### STATED EXERCISE
Select the lines below containing the word "text".

### Saved data entries
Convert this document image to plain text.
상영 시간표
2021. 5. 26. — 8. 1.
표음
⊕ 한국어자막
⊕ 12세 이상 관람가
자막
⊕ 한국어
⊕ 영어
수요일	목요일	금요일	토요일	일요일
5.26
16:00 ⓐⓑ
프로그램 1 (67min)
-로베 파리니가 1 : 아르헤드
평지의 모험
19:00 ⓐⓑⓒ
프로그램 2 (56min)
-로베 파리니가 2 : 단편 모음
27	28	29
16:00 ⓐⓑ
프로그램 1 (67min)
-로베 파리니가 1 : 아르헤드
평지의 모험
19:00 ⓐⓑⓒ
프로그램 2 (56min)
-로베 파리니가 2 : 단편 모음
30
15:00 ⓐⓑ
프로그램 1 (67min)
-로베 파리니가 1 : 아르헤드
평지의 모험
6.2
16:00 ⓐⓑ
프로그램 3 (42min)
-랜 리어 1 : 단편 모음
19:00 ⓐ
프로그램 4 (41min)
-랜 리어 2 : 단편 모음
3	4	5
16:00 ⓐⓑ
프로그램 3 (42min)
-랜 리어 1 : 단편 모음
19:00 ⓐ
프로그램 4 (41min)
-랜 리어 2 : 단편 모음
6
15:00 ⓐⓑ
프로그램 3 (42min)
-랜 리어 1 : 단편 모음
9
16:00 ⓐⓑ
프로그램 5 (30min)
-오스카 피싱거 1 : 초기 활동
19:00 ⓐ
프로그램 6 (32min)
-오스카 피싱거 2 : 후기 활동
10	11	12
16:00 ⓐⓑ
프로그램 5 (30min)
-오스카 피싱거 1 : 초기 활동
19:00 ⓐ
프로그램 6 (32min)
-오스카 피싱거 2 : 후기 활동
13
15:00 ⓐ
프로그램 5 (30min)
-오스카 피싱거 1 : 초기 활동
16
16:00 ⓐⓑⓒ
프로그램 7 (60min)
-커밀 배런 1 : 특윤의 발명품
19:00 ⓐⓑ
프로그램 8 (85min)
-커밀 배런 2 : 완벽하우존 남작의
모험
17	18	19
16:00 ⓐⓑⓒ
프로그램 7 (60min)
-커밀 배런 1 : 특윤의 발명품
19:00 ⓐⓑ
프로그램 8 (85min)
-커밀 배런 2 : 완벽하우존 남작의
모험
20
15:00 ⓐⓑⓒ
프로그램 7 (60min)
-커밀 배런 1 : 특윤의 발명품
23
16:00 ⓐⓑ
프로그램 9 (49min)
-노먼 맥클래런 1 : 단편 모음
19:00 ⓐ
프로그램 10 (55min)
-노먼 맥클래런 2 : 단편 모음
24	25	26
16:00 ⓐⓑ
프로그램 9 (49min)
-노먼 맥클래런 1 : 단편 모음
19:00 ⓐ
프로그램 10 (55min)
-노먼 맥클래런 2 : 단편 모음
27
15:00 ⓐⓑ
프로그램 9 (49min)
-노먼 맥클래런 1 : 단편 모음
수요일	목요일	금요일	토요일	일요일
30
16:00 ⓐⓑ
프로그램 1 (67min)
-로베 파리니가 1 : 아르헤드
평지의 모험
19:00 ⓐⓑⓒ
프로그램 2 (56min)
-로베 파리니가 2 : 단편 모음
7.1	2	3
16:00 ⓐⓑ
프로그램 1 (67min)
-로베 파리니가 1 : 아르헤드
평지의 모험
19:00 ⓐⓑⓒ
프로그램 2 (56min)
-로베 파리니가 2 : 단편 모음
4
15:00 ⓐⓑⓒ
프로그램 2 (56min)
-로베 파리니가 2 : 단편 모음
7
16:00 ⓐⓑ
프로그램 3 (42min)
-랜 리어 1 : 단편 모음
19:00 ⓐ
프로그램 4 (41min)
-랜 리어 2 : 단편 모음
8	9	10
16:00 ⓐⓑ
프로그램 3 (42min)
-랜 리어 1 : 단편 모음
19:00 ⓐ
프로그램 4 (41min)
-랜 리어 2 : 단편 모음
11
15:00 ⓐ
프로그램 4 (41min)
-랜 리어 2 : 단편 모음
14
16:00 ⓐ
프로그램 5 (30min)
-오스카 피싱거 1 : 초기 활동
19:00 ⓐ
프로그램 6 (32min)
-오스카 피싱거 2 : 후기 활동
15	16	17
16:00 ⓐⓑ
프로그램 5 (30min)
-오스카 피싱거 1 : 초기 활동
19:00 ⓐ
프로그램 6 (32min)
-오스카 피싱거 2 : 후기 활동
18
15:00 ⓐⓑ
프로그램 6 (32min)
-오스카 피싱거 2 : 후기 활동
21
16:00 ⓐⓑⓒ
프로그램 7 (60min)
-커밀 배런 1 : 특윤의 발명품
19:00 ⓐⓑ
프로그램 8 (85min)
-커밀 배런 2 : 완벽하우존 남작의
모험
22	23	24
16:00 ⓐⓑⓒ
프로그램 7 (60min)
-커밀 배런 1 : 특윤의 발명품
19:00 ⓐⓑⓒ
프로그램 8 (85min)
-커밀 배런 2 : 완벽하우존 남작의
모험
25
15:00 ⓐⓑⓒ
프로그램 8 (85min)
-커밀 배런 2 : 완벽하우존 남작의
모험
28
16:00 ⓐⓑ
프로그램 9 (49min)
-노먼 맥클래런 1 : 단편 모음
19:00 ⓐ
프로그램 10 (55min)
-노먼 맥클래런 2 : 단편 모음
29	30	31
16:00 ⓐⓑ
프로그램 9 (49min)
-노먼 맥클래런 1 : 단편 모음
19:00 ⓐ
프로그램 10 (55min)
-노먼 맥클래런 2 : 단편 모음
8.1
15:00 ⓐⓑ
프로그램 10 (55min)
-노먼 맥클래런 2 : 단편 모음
---
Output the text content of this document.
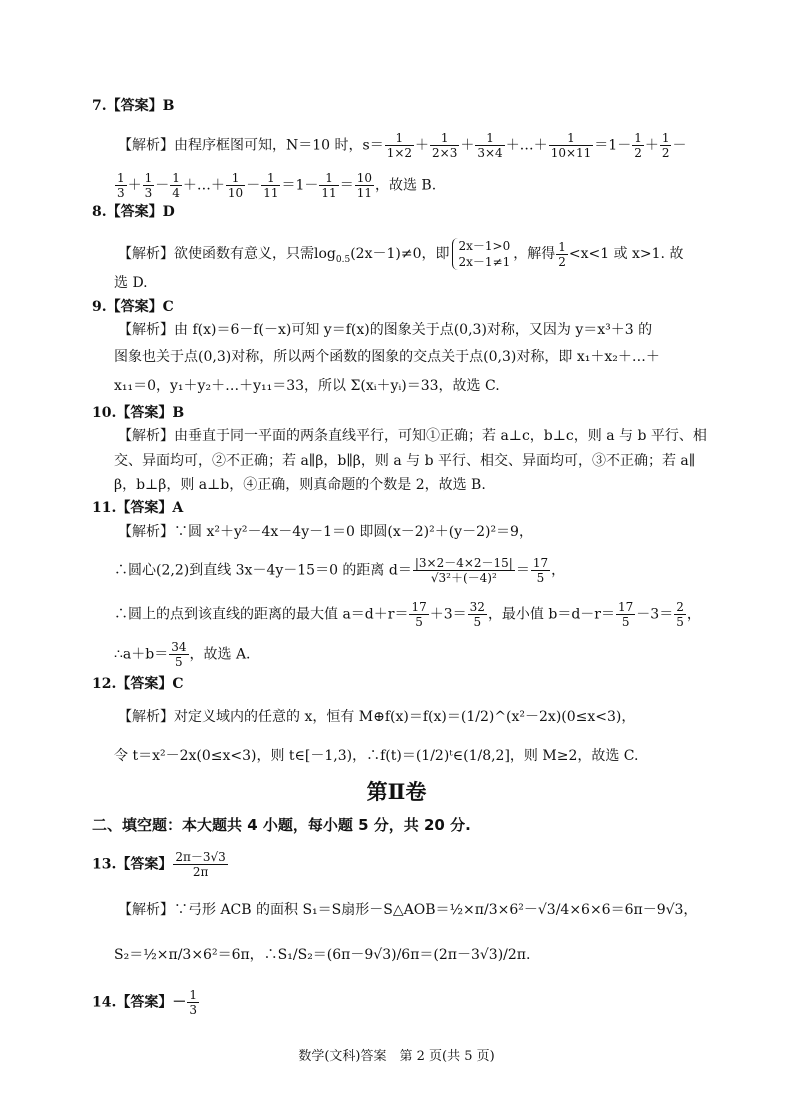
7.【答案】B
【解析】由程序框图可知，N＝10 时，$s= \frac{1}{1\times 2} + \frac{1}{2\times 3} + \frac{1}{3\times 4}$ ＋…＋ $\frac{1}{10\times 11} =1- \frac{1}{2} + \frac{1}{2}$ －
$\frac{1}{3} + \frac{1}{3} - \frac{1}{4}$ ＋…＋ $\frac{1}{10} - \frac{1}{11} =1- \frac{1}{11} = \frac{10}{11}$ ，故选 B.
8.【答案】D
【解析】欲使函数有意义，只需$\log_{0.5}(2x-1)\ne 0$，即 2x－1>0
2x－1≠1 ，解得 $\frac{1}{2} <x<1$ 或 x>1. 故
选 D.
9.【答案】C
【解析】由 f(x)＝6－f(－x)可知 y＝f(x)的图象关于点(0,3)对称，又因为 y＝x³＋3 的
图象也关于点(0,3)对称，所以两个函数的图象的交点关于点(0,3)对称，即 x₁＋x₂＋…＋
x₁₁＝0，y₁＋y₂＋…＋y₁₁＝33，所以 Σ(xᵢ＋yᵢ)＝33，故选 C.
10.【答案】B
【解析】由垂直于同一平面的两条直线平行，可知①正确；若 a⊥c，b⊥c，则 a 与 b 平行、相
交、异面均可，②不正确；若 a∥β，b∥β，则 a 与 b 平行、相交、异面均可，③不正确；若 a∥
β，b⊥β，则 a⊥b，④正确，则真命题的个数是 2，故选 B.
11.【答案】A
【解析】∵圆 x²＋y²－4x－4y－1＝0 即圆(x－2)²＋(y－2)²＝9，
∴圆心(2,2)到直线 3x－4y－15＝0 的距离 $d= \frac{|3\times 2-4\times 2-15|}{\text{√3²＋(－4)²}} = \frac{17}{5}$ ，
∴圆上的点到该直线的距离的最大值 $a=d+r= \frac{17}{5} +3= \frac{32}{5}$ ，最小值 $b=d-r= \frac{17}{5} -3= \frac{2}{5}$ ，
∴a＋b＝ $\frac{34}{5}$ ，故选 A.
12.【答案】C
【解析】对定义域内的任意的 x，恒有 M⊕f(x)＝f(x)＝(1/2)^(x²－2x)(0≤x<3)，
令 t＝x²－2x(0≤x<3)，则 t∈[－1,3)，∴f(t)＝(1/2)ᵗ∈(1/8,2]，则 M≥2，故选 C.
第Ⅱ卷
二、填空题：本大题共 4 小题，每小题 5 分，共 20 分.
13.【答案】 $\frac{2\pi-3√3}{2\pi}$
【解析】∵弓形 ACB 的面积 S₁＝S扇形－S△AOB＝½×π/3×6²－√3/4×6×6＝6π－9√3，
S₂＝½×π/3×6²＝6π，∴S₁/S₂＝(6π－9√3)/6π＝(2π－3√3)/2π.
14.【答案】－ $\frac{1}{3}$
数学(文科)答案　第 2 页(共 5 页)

### COMPLETED EXERCISE
Convert this document image to plain text.
Output the text content of this document.
∴圆心(2,2)到直线 3x－4y－15＝0 的距离 $d= \frac{|3\times 2-4\times 2-15|}{\text{√3²＋(－4)²}} = \frac{17}{5}$ ，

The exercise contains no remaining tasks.